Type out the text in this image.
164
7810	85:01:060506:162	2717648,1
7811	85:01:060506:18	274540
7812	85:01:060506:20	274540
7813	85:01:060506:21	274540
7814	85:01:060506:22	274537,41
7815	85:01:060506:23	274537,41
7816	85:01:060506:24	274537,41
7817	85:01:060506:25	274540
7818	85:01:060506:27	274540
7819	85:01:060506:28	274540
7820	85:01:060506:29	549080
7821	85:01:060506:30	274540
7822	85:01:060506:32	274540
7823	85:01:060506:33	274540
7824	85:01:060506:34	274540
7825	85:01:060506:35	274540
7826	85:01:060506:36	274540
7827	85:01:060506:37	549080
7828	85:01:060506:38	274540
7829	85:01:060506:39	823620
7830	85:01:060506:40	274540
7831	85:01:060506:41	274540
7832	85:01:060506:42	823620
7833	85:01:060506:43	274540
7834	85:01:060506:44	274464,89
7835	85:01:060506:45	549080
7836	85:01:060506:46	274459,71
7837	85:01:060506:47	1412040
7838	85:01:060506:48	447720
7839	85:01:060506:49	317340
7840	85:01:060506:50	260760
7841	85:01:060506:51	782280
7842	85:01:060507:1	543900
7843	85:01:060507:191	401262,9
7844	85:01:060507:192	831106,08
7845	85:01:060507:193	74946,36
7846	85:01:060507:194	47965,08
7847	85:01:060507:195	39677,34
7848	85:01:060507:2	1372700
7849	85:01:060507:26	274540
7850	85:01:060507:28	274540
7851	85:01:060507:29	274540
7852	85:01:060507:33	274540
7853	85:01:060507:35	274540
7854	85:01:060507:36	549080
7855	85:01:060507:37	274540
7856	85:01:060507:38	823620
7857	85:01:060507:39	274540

####

◆ What the exercise asks:
Give the entries again in full, exactly as they are written.

◆ Worked answer:
Type out the text in this image.
164
7810	85:01:060506:162	2717648,1
7811	85:01:060506:18	274540
7812	85:01:060506:20	274540
7813	85:01:060506:21	274540
7814	85:01:060506:22	274537,41
7815	85:01:060506:23	274537,41
7816	85:01:060506:24	274537,41
7817	85:01:060506:25	274540
7818	85:01:060506:27	274540
7819	85:01:060506:28	274540
7820	85:01:060506:29	549080
7821	85:01:060506:30	274540
7822	85:01:060506:32	274540
7823	85:01:060506:33	274540
7824	85:01:060506:34	274540
7825	85:01:060506:35	274540
7826	85:01:060506:36	274540
7827	85:01:060506:37	549080
7828	85:01:060506:38	274540
7829	85:01:060506:39	823620
7830	85:01:060506:40	274540
7831	85:01:060506:41	274540
7832	85:01:060506:42	823620
7833	85:01:060506:43	274540
7834	85:01:060506:44	274464,89
7835	85:01:060506:45	549080
7836	85:01:060506:46	274459,71
7837	85:01:060506:47	1412040
7838	85:01:060506:48	447720
7839	85:01:060506:49	317340
7840	85:01:060506:50	260760
7841	85:01:060506:51	782280
7842	85:01:060507:1	543900
7843	85:01:060507:191	401262,9
7844	85:01:060507:192	831106,08
7845	85:01:060507:193	74946,36
7846	85:01:060507:194	47965,08
7847	85:01:060507:195	39677,34
7848	85:01:060507:2	1372700
7849	85:01:060507:26	274540
7850	85:01:060507:28	274540
7851	85:01:060507:29	274540
7852	85:01:060507:33	274540
7853	85:01:060507:35	274540
7854	85:01:060507:36	549080
7855	85:01:060507:37	274540
7856	85:01:060507:38	823620
7857	85:01:060507:39	274540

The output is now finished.